**Your instructions:**
Write the data out again exactly, with no pictures.

**Records:**

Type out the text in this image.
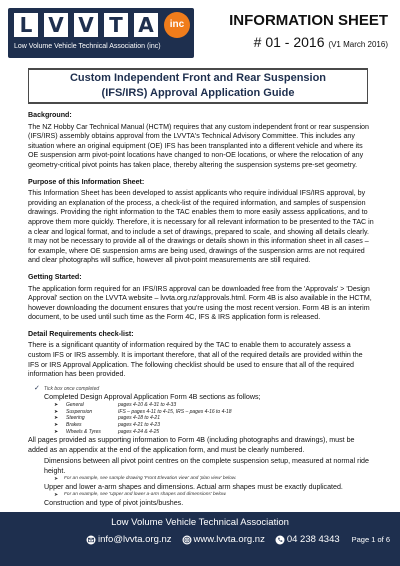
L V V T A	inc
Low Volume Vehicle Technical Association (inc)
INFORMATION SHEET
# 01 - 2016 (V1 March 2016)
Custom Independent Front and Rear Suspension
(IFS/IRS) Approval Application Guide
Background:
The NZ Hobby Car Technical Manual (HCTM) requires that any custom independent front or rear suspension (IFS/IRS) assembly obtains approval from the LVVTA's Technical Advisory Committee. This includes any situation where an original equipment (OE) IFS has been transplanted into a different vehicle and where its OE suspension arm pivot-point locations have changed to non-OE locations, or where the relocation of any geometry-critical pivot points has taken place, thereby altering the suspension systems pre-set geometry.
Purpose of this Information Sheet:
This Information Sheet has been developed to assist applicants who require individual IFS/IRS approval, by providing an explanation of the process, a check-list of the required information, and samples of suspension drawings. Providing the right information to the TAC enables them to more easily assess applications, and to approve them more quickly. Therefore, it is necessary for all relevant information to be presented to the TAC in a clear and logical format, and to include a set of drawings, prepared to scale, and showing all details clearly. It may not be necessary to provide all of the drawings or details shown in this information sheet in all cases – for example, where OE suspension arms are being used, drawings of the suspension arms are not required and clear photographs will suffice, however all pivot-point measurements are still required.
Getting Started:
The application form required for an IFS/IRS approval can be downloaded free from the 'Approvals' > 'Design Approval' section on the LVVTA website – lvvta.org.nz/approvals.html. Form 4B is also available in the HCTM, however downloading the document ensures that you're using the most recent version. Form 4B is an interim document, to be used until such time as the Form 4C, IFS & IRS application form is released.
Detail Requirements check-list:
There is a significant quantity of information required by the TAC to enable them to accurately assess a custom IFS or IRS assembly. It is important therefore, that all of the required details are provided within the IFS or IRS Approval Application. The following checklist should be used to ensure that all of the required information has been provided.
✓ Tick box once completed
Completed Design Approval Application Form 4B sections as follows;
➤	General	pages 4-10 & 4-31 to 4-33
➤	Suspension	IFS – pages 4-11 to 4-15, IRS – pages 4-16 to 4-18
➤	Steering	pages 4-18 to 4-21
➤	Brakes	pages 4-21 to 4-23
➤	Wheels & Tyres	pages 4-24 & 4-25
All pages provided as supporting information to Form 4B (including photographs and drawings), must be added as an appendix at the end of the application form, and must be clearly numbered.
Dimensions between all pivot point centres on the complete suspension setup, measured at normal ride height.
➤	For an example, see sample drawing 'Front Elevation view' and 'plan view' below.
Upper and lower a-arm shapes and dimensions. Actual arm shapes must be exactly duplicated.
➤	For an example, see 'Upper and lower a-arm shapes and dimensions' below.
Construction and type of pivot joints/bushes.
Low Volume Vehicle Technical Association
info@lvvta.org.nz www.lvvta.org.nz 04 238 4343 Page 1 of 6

**Task response:**
Type out the text in this image.
L V V T A	inc
Low Volume Vehicle Technical Association (inc)
INFORMATION SHEET
# 01 - 2016 (V1 March 2016)
Custom Independent Front and Rear Suspension
(IFS/IRS) Approval Application Guide
Background:
The NZ Hobby Car Technical Manual (HCTM) requires that any custom independent front or rear suspension (IFS/IRS) assembly obtains approval from the LVVTA's Technical Advisory Committee. This includes any situation where an original equipment (OE) IFS has been transplanted into a different vehicle and where its OE suspension arm pivot-point locations have changed to non-OE locations, or where the relocation of any geometry-critical pivot points has taken place, thereby altering the suspension systems pre-set geometry.
Purpose of this Information Sheet:
This Information Sheet has been developed to assist applicants who require individual IFS/IRS approval, by providing an explanation of the process, a check-list of the required information, and samples of suspension drawings. Providing the right information to the TAC enables them to more easily assess applications, and to approve them more quickly. Therefore, it is necessary for all relevant information to be presented to the TAC in a clear and logical format, and to include a set of drawings, prepared to scale, and showing all details clearly. It may not be necessary to provide all of the drawings or details shown in this information sheet in all cases – for example, where OE suspension arms are being used, drawings of the suspension arms are not required and clear photographs will suffice, however all pivot-point measurements are still required.
Getting Started:
The application form required for an IFS/IRS approval can be downloaded free from the 'Approvals' > 'Design Approval' section on the LVVTA website – lvvta.org.nz/approvals.html. Form 4B is also available in the HCTM, however downloading the document ensures that you're using the most recent version. Form 4B is an interim document, to be used until such time as the Form 4C, IFS & IRS application form is released.
Detail Requirements check-list:
There is a significant quantity of information required by the TAC to enable them to accurately assess a custom IFS or IRS assembly. It is important therefore, that all of the required details are provided within the IFS or IRS Approval Application. The following checklist should be used to ensure that all of the required information has been provided.
✓ Tick box once completed
Completed Design Approval Application Form 4B sections as follows;
➤	General	pages 4-10 & 4-31 to 4-33
➤	Suspension	IFS – pages 4-11 to 4-15, IRS – pages 4-16 to 4-18
➤	Steering	pages 4-18 to 4-21
➤	Brakes	pages 4-21 to 4-23
➤	Wheels & Tyres	pages 4-24 & 4-25
All pages provided as supporting information to Form 4B (including photographs and drawings), must be added as an appendix at the end of the application form, and must be clearly numbered.
Dimensions between all pivot point centres on the complete suspension setup, measured at normal ride height.
➤	For an example, see sample drawing 'Front Elevation view' and 'plan view' below.
Upper and lower a-arm shapes and dimensions. Actual arm shapes must be exactly duplicated.
➤	For an example, see 'Upper and lower a-arm shapes and dimensions' below.
Construction and type of pivot joints/bushes.
Low Volume Vehicle Technical Association
info@lvvta.org.nz www.lvvta.org.nz 04 238 4343 Page 1 of 6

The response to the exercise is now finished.